▶ PROBLEM TO SOLVE:
Gather all lines from the material that contain "text".

Dataset items:
********************
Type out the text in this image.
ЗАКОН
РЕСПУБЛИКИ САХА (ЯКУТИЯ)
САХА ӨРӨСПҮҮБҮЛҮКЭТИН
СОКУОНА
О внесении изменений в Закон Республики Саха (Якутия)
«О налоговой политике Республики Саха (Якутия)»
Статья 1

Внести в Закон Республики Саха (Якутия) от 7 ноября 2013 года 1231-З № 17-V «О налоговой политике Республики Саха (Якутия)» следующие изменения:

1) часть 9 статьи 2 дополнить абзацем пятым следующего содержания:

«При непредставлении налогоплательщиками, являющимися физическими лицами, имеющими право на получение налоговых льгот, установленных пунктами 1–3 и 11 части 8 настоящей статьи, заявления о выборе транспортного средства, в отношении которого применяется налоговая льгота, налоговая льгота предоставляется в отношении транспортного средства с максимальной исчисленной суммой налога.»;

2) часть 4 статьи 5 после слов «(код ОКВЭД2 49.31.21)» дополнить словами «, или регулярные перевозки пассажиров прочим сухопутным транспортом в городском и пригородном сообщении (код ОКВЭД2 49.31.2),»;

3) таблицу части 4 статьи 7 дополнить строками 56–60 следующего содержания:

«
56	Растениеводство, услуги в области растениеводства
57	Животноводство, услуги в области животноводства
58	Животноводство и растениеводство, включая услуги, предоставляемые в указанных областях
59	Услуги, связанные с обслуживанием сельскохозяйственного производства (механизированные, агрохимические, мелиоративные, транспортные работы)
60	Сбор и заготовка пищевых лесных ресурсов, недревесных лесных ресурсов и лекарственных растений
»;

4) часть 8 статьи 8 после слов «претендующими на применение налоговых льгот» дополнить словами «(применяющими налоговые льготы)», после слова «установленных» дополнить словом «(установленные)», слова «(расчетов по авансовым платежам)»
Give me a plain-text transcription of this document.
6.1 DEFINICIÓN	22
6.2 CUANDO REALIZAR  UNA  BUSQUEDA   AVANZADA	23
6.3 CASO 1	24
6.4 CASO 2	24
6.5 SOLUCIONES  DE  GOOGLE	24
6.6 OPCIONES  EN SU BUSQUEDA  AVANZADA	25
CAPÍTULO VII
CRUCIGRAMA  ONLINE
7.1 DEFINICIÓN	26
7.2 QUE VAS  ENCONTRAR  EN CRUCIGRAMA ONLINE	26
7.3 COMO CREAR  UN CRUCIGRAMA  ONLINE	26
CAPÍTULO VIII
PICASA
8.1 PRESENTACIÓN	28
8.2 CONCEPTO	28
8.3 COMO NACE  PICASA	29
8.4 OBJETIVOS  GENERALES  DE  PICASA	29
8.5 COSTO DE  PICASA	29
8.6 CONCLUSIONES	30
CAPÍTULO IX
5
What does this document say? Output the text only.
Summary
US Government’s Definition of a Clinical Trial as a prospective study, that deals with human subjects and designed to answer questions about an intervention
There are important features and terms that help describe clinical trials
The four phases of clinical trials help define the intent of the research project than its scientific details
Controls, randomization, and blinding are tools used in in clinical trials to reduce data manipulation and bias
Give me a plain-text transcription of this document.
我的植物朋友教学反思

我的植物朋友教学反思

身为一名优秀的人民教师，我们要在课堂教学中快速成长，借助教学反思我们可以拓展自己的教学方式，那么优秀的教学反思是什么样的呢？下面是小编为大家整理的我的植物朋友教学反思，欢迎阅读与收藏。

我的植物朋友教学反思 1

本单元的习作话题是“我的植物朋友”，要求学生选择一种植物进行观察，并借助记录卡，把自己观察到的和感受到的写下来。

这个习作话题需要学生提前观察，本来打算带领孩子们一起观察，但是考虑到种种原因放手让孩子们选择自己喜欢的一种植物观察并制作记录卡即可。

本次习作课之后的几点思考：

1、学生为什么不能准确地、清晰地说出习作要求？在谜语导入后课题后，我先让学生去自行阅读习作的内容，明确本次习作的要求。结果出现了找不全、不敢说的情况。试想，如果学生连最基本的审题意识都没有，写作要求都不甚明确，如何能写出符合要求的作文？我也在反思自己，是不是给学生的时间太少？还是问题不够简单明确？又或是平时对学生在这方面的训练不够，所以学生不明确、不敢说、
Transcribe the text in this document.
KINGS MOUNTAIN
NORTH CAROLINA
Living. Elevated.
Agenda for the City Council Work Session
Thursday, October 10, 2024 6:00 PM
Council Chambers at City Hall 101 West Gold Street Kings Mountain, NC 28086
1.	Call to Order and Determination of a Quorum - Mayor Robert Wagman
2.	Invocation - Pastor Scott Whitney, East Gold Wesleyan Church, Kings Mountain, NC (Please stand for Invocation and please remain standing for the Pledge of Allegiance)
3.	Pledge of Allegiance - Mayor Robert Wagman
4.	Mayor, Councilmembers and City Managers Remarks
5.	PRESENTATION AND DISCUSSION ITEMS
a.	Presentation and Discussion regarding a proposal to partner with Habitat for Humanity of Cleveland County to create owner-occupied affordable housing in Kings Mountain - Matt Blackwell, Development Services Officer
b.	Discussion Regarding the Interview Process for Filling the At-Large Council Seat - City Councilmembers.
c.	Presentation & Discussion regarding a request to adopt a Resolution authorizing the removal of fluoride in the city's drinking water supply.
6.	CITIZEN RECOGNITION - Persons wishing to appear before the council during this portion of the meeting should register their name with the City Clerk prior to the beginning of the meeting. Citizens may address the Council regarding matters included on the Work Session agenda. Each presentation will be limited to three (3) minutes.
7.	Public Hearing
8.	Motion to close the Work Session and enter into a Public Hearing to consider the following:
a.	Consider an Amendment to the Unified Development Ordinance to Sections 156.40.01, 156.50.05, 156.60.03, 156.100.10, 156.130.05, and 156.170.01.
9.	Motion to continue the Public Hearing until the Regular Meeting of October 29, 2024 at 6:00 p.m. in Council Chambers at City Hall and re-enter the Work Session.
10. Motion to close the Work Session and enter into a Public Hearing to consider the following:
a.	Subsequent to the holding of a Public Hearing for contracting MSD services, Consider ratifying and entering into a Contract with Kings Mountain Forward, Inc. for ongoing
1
********************
▶ COMPLETE OUTPUT:
Type out the text in this image.
Give me a plain-text transcription of this document.
What does this document say? Output the text only.
Give me a plain-text transcription of this document.
Transcribe the text in this document.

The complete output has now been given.